> [Set exercise]
Select lines where the word "your" appears.

===== Records for this exercise

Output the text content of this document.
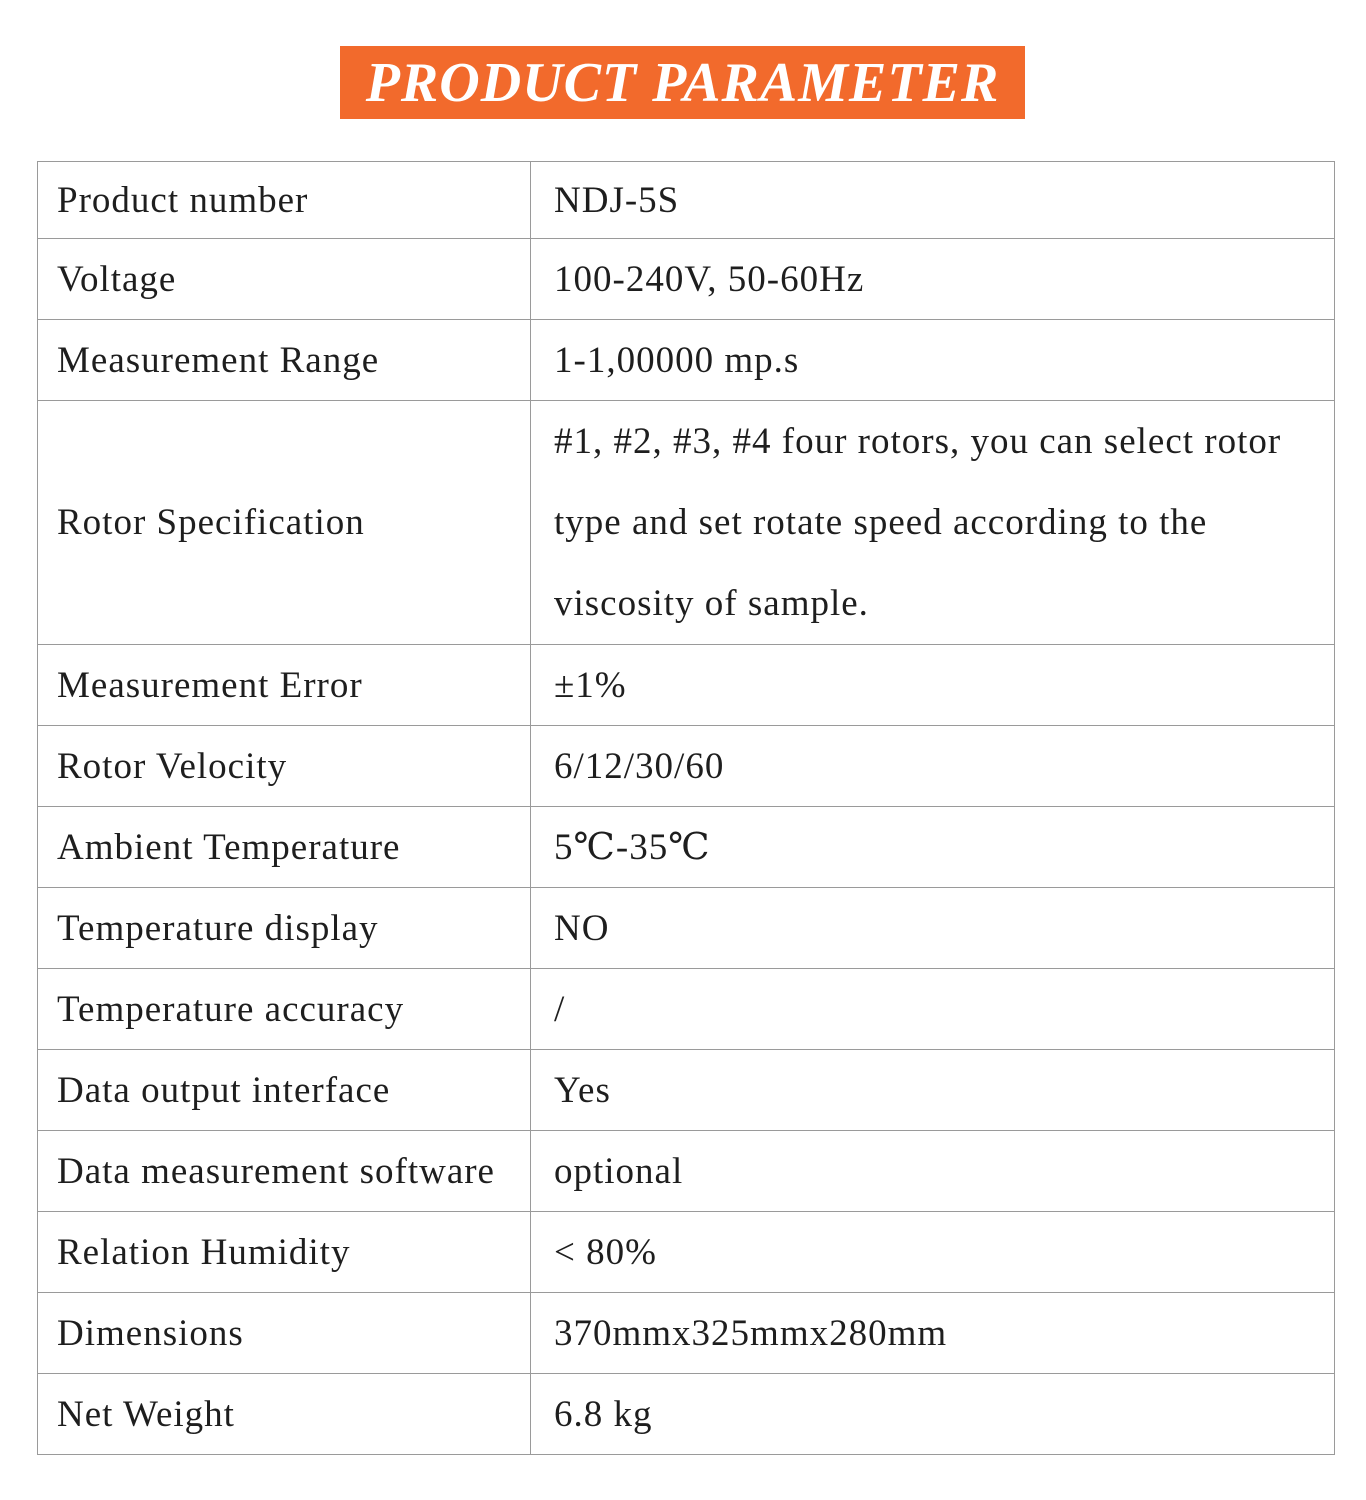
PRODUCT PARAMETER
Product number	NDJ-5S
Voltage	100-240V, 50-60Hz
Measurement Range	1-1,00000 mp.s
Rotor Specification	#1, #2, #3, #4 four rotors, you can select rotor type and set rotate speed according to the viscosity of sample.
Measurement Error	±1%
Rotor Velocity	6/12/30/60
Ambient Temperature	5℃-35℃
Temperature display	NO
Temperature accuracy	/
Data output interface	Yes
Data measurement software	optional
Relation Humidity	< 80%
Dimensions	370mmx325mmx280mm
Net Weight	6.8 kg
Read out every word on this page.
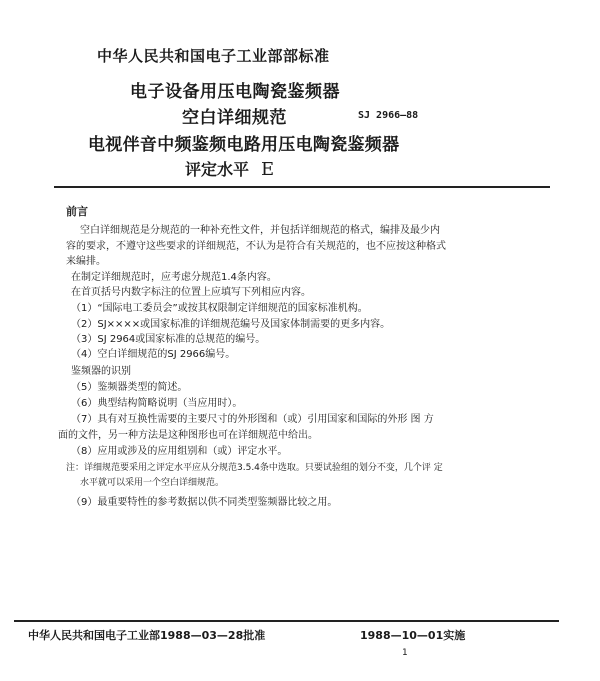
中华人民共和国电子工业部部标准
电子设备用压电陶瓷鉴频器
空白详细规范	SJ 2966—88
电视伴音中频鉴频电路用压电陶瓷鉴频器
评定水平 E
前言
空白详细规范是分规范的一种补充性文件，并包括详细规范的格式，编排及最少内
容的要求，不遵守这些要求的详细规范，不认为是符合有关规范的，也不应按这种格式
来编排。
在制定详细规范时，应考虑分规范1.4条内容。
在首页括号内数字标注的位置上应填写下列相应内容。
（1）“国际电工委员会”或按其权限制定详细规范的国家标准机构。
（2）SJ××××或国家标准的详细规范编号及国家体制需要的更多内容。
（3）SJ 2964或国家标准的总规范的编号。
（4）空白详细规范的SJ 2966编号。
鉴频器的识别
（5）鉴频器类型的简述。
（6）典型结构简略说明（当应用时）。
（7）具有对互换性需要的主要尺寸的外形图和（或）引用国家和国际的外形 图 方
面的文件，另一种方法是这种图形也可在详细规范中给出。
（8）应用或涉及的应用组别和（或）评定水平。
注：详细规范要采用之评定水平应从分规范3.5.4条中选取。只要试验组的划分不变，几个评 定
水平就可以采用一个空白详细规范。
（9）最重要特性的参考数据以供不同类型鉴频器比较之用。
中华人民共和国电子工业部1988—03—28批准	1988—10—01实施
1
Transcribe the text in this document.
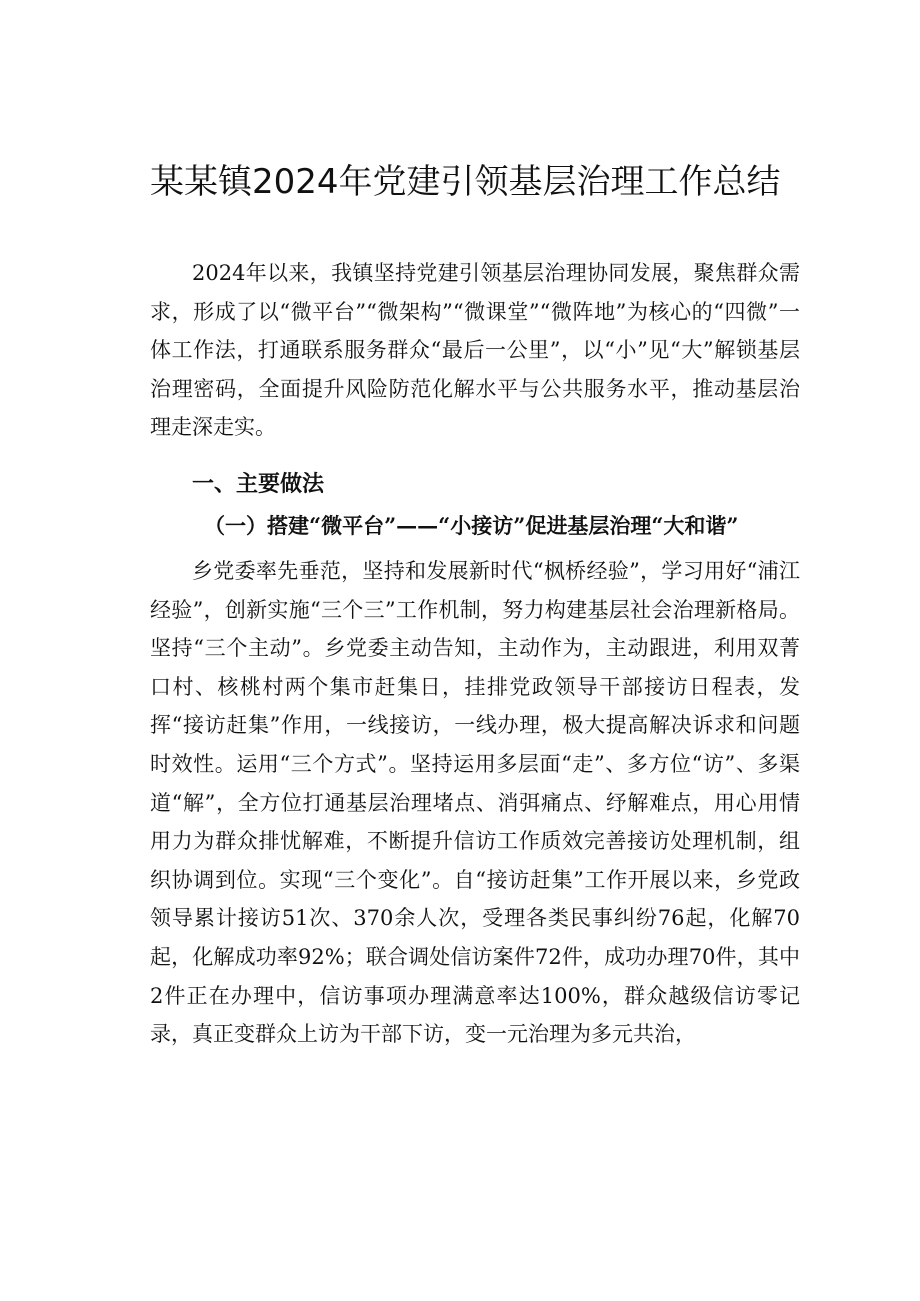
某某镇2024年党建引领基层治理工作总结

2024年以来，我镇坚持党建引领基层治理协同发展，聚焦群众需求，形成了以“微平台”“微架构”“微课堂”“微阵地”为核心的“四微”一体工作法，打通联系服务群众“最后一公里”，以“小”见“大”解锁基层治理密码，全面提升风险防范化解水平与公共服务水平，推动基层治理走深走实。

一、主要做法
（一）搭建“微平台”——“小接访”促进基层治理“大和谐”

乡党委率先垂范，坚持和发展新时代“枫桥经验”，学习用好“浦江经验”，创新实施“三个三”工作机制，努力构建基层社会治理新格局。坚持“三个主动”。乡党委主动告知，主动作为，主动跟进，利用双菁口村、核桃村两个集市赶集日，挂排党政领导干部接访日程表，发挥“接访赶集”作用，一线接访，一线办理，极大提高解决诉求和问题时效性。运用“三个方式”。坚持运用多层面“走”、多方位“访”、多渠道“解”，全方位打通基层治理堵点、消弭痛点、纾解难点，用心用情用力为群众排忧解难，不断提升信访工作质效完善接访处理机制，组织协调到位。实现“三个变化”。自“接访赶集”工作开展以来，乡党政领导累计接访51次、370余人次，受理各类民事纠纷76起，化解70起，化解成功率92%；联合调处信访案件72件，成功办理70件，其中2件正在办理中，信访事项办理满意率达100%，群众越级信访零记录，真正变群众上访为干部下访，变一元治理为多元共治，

==========
===== Records for this exercise

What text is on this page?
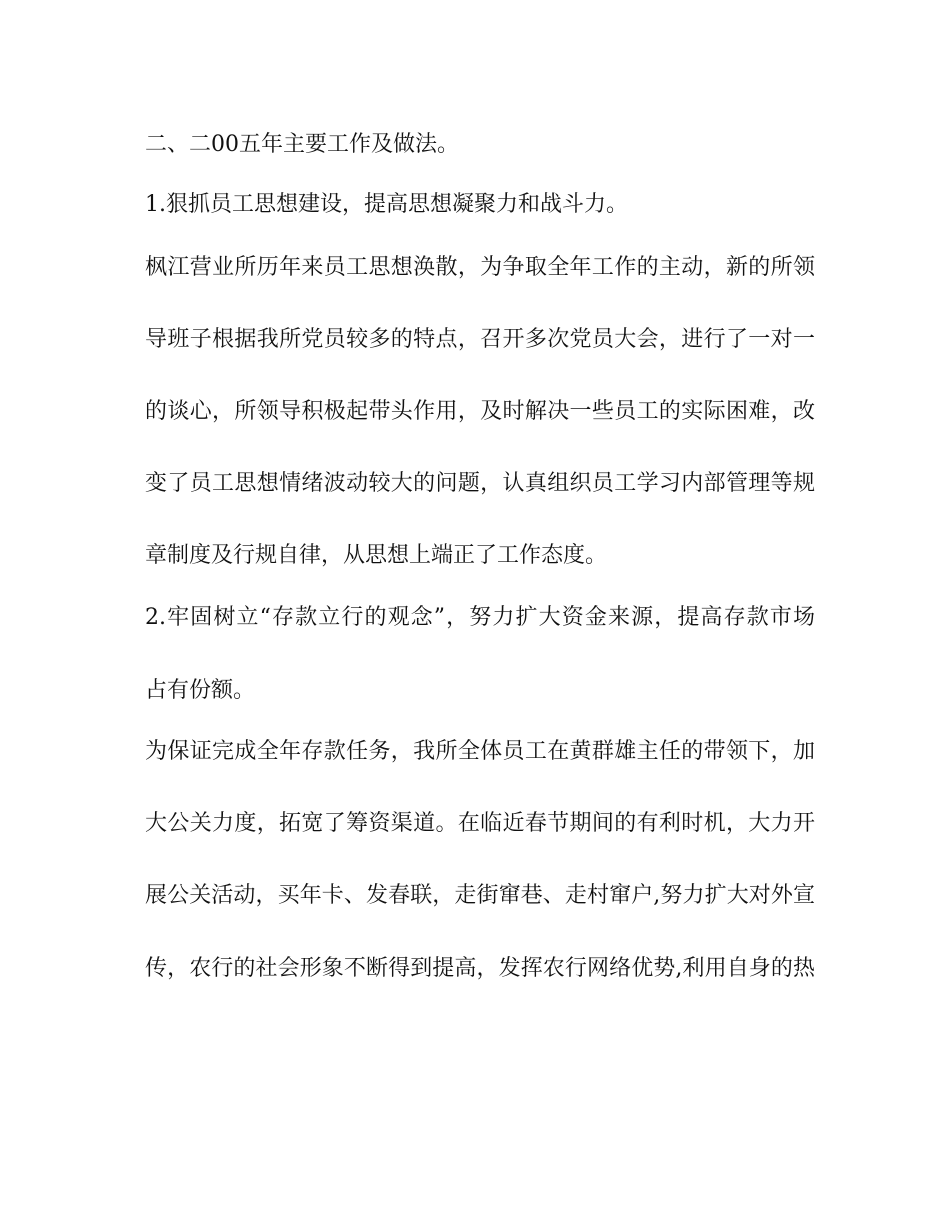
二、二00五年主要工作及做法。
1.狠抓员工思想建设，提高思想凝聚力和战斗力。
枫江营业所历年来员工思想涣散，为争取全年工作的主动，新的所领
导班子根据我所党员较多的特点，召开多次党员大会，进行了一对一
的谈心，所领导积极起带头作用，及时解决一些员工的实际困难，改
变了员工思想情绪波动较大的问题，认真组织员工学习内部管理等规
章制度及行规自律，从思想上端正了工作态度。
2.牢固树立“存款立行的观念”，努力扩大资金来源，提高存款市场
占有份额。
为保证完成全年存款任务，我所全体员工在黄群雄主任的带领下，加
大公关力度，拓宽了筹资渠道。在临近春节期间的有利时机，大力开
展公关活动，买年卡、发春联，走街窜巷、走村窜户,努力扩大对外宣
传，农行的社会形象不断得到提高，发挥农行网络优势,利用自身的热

==========
===== Records for this exercise

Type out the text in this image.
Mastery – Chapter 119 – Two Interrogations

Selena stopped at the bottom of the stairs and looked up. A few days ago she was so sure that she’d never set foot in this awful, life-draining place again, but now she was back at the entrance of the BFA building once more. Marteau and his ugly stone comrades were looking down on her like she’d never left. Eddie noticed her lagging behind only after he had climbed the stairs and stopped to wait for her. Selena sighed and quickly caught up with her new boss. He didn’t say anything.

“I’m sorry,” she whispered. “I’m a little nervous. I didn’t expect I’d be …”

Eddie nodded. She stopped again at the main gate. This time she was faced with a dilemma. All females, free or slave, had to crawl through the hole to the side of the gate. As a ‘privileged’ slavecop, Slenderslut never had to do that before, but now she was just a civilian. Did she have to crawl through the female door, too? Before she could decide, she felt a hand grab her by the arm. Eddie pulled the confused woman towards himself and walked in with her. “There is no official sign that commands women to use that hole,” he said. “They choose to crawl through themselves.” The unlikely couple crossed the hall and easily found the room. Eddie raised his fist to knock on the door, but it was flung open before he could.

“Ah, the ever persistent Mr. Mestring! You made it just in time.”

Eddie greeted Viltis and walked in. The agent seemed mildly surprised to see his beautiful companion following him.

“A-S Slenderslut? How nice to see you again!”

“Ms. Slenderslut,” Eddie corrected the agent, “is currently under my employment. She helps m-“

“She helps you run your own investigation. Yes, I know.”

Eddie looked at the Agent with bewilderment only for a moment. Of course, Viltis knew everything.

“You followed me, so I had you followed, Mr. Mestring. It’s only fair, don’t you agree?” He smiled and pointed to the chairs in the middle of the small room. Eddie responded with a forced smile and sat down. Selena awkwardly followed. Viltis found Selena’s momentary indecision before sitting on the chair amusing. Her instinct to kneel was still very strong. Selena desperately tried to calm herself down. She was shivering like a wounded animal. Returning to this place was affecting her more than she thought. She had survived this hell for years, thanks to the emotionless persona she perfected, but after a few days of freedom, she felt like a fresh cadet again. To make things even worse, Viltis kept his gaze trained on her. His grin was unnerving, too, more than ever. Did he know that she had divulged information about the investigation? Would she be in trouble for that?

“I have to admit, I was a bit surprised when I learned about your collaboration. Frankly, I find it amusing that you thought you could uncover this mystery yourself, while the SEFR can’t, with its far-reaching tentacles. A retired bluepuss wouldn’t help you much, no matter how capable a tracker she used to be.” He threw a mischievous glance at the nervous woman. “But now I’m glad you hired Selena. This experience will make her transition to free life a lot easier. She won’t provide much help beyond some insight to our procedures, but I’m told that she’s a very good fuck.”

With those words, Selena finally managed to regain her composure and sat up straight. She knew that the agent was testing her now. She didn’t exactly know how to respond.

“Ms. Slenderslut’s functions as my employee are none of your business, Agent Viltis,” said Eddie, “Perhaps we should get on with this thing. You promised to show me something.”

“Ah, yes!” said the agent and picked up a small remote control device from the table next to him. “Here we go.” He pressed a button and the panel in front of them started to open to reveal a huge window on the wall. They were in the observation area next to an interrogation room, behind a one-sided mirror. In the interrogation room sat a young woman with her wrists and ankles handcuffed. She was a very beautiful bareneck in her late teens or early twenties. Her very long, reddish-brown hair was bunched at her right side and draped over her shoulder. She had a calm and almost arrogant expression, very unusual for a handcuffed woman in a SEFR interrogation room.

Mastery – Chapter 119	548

==========

> [Answer to this task]
“She helps you run your own investigation. Yes, I know.”
“I have to admit, I was a bit surprised when I learned about your collaboration. Frankly, I find it amusing that you thought you could uncover this mystery yourself, while the SEFR can’t, with its far-reaching tentacles. A retired bluepuss wouldn’t help you much, no matter how capable a tracker she used to be.” He threw a mischievous glance at the nervous woman. “But now I’m glad you hired Selena. This experience will make her transition to free life a lot easier. She won’t provide much help beyond some insight to our procedures, but I’m told that she’s a very good fuck.”
“Ms. Slenderslut’s functions as my employee are none of your business, Agent Viltis,” said Eddie, “Perhaps we should get on with this thing. You promised to show me something.”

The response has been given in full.